> _WHAT IS REQUIRED_
Type out every line below exactly as it reads.

> _Dataset items_
######
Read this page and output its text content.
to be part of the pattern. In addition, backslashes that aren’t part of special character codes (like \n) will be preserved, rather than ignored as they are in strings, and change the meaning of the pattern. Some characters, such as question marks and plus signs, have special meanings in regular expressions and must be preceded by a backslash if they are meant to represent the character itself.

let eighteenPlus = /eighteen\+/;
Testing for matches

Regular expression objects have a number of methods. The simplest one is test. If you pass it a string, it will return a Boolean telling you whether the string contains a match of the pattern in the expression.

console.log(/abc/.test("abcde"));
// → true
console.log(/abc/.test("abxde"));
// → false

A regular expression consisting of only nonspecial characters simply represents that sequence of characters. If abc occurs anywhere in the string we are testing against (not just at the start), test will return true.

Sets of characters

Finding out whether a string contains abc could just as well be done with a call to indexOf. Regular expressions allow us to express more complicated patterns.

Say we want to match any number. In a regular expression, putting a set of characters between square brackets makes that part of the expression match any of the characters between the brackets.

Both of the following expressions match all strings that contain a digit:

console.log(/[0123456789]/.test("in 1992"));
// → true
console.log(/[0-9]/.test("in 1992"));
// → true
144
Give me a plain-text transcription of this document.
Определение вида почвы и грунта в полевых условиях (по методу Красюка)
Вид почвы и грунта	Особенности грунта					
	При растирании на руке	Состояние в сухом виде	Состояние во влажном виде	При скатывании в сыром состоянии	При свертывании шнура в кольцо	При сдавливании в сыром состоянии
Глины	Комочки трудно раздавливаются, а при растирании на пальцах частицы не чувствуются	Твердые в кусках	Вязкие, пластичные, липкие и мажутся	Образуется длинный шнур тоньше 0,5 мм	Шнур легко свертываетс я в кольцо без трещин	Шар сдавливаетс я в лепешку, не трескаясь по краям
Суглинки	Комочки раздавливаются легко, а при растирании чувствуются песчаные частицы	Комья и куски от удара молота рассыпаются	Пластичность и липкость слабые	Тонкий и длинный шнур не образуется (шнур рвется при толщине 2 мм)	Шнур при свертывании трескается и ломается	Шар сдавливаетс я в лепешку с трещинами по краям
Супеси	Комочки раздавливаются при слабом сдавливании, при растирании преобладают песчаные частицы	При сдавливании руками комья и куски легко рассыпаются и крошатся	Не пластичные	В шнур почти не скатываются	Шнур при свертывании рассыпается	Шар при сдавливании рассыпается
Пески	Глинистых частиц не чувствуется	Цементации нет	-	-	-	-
######
> _ANSWER TO THIS PROBLEM_
Read this page and output its text content.
to be part of the pattern. In addition, backslashes that aren’t part of special character codes (like \n) will be preserved, rather than ignored as they are in strings, and change the meaning of the pattern. Some characters, such as question marks and plus signs, have special meanings in regular expressions and must be preceded by a backslash if they are meant to represent the character itself.

let eighteenPlus = /eighteen\+/;
Testing for matches

Regular expression objects have a number of methods. The simplest one is test. If you pass it a string, it will return a Boolean telling you whether the string contains a match of the pattern in the expression.

console.log(/abc/.test("abcde"));
// → true
console.log(/abc/.test("abxde"));
// → false

A regular expression consisting of only nonspecial characters simply represents that sequence of characters. If abc occurs anywhere in the string we are testing against (not just at the start), test will return true.

Sets of characters

Finding out whether a string contains abc could just as well be done with a call to indexOf. Regular expressions allow us to express more complicated patterns.

Say we want to match any number. In a regular expression, putting a set of characters between square brackets makes that part of the expression match any of the characters between the brackets.

Both of the following expressions match all strings that contain a digit:

console.log(/[0123456789]/.test("in 1992"));
// → true
console.log(/[0-9]/.test("in 1992"));
// → true
144
Give me a plain-text transcription of this document.
Определение вида почвы и грунта в полевых условиях (по методу Красюка)
Вид почвы и грунта	Особенности грунта					
	При растирании на руке	Состояние в сухом виде	Состояние во влажном виде	При скатывании в сыром состоянии	При свертывании шнура в кольцо	При сдавливании в сыром состоянии
Глины	Комочки трудно раздавливаются, а при растирании на пальцах частицы не чувствуются	Твердые в кусках	Вязкие, пластичные, липкие и мажутся	Образуется длинный шнур тоньше 0,5 мм	Шнур легко свертываетс я в кольцо без трещин	Шар сдавливаетс я в лепешку, не трескаясь по краям
Суглинки	Комочки раздавливаются легко, а при растирании чувствуются песчаные частицы	Комья и куски от удара молота рассыпаются	Пластичность и липкость слабые	Тонкий и длинный шнур не образуется (шнур рвется при толщине 2 мм)	Шнур при свертывании трескается и ломается	Шар сдавливаетс я в лепешку с трещинами по краям
Супеси	Комочки раздавливаются при слабом сдавливании, при растирании преобладают песчаные частицы	При сдавливании руками комья и куски легко рассыпаются и крошатся	Не пластичные	В шнур почти не скатываются	Шнур при свертывании рассыпается	Шар при сдавливании рассыпается
Пески	Глинистых частиц не чувствуется	Цементации нет	-	-	-	-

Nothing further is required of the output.